* Start Given records *
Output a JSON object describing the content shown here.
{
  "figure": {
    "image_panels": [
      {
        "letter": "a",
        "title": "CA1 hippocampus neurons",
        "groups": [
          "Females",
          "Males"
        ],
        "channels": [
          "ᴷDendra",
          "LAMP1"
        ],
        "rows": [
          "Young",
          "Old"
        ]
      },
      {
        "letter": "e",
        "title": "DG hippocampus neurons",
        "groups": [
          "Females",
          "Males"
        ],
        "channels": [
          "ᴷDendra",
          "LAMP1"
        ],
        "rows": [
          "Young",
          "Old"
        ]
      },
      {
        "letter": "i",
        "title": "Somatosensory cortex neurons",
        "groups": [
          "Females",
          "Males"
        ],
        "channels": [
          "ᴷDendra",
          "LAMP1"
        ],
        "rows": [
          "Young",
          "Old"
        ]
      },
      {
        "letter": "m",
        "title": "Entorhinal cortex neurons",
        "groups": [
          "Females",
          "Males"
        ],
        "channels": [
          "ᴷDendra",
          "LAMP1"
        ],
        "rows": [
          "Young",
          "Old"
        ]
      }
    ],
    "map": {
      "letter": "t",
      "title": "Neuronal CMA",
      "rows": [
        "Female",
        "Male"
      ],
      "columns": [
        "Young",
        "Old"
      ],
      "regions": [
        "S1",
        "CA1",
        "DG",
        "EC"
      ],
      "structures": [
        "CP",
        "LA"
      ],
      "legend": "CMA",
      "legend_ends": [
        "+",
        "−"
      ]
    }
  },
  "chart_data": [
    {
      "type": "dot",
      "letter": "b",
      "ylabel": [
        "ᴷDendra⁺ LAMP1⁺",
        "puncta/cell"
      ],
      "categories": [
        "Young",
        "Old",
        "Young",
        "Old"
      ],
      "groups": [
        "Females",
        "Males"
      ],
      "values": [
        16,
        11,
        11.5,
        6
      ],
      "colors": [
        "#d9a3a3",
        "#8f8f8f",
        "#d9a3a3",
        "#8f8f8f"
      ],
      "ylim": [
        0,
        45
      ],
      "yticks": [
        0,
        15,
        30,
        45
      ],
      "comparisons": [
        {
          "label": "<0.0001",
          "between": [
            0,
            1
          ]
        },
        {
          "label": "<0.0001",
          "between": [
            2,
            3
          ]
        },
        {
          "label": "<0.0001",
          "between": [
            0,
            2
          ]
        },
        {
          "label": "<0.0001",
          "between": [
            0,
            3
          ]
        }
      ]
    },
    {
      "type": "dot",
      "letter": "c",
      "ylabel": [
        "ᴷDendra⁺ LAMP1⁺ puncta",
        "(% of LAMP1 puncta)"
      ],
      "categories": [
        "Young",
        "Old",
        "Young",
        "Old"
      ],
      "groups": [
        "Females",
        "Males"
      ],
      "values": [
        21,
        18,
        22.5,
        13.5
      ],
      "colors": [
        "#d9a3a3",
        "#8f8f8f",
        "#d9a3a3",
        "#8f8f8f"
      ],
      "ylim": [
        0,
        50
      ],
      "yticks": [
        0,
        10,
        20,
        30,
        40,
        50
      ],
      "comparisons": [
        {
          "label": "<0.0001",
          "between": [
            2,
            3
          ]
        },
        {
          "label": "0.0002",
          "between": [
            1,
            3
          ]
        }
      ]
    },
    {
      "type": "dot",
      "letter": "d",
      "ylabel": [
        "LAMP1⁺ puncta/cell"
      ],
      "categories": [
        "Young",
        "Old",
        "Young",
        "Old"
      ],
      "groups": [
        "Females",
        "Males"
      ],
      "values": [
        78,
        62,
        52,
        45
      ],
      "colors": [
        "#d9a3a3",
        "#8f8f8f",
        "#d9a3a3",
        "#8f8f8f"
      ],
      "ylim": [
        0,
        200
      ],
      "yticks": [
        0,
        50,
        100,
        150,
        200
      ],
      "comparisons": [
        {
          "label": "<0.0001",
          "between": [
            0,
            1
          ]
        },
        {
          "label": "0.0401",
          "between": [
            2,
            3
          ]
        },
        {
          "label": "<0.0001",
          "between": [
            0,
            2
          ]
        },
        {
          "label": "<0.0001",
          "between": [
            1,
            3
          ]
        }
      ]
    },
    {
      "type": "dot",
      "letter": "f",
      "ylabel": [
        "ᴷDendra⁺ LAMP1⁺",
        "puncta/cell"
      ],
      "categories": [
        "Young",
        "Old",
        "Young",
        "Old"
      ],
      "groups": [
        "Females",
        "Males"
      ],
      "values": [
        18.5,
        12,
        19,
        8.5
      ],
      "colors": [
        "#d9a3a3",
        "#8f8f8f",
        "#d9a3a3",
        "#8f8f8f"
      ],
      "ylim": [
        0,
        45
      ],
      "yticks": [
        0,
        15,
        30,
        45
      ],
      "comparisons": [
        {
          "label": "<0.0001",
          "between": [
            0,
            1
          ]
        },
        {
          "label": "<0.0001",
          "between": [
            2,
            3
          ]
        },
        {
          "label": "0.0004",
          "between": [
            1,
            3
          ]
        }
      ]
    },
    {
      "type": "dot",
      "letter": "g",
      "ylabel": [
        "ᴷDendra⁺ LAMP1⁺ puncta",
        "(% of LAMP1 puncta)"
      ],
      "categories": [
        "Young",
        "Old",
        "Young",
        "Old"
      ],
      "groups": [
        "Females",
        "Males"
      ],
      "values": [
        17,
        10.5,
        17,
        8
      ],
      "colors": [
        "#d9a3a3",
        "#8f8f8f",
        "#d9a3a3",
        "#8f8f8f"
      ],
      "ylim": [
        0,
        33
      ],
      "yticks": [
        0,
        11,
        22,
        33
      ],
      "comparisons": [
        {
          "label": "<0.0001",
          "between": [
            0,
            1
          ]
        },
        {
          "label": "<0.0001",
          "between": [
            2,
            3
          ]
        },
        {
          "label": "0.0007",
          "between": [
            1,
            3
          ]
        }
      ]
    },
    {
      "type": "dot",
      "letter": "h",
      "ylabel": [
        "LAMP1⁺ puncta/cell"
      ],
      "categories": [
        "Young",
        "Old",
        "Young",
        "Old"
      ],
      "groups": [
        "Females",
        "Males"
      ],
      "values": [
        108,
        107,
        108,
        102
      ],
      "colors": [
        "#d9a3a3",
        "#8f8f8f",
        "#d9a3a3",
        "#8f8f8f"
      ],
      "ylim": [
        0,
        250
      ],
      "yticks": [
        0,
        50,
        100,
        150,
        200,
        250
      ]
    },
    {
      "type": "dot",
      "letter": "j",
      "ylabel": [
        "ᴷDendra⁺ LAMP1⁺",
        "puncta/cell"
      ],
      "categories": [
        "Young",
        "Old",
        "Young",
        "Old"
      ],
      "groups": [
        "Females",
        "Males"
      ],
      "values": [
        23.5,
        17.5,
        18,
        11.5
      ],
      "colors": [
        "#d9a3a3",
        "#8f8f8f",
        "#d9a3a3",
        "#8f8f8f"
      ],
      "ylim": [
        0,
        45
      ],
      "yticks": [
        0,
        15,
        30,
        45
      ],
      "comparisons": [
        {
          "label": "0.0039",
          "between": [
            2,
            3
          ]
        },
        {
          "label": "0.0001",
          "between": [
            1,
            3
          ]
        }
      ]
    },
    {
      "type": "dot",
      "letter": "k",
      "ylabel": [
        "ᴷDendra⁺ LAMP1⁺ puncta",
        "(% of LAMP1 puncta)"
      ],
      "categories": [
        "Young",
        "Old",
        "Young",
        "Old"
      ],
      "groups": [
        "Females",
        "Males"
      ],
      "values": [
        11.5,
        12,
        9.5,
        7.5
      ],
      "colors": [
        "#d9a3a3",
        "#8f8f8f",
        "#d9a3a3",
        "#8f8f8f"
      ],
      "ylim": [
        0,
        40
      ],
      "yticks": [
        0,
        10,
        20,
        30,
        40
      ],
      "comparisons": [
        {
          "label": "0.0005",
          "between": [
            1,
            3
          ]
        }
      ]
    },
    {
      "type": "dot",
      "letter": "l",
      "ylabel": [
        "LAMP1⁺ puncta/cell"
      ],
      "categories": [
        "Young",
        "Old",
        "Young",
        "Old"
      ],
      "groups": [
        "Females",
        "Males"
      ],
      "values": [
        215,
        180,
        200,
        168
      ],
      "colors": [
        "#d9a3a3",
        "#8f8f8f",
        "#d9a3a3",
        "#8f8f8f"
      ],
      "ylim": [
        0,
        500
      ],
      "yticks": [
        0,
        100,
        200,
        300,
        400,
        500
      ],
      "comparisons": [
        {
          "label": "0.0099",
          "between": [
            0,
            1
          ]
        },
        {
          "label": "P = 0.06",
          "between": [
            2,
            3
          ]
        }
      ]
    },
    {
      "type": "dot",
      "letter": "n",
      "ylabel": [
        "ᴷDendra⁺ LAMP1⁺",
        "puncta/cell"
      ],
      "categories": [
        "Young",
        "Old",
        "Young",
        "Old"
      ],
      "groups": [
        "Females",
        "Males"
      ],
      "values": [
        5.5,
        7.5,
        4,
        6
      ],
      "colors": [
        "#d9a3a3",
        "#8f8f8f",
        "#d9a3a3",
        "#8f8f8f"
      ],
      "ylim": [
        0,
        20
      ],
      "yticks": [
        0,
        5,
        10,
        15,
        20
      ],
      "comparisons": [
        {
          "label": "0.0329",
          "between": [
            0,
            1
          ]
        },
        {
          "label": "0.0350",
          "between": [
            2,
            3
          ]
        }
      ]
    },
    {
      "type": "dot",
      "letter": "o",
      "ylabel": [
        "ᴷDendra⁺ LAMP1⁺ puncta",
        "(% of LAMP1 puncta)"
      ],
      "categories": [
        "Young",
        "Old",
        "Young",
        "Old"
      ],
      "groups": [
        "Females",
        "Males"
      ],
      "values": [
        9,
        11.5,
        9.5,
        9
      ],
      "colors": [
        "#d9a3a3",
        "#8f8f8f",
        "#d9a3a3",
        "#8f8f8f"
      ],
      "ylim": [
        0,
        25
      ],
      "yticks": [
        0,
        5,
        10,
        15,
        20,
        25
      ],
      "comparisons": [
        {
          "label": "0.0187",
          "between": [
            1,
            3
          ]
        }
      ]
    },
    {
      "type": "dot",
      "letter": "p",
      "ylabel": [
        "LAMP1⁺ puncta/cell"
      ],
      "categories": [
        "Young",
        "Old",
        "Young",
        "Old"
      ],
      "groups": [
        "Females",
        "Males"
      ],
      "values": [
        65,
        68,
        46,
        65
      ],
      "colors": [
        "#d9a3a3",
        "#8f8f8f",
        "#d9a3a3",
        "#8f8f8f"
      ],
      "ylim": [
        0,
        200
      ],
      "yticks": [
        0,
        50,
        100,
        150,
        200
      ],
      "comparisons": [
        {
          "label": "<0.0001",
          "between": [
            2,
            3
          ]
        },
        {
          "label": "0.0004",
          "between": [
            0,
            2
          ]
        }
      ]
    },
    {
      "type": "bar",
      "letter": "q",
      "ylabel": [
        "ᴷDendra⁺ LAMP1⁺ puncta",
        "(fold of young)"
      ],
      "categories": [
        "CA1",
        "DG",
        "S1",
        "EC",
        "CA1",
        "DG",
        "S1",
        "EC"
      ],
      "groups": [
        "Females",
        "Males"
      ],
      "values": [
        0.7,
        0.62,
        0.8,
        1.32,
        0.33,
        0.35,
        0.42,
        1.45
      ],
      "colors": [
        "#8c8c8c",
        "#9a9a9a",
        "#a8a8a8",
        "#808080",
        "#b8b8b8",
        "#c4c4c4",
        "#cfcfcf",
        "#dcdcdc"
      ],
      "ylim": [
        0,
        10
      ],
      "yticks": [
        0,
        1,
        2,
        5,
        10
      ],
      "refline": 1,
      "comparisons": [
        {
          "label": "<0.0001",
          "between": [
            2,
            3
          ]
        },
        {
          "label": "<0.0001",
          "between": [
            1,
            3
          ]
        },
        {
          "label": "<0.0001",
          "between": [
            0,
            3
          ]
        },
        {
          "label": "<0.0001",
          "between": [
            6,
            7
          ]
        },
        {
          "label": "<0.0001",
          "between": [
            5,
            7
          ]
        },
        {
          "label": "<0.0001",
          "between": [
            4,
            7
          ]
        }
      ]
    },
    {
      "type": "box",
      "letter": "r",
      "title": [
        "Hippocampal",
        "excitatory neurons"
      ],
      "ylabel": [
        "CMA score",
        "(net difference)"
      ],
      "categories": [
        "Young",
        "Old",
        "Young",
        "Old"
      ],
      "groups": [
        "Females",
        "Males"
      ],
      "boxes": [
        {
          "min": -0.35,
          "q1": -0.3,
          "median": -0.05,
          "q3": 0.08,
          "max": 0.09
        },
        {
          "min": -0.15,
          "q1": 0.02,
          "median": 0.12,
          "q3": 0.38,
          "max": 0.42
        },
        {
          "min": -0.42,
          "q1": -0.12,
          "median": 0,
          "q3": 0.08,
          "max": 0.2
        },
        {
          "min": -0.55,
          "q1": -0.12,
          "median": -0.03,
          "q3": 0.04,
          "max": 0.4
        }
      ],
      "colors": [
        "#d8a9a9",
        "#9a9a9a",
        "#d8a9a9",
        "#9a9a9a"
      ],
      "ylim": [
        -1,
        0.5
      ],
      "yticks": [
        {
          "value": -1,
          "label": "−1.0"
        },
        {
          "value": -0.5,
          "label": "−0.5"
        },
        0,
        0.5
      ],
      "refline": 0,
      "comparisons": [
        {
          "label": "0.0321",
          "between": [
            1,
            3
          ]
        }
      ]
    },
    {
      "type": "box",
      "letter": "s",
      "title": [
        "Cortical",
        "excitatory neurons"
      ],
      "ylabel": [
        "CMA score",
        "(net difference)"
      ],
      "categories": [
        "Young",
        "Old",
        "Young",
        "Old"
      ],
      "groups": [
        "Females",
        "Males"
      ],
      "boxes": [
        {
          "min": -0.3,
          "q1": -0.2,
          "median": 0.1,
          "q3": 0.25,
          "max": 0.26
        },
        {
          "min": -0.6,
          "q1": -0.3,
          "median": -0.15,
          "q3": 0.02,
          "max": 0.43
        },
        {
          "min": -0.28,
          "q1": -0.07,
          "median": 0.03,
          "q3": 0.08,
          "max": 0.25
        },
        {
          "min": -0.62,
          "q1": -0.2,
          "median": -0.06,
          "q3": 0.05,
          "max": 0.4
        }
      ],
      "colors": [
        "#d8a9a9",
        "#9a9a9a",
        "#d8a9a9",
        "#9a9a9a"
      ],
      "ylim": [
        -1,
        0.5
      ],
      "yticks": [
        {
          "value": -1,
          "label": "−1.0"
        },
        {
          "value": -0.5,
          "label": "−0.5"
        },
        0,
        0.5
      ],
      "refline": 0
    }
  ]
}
* End Given records *
■ Task description
Scan the listing above. Collect all lines with the word "median".

■ Full response
          "median": -0.05,
          "median": 0.12,
          "median": 0,
          "median": -0.03,
          "median": 0.1,
          "median": -0.15,
          "median": 0.03,
          "median": -0.06,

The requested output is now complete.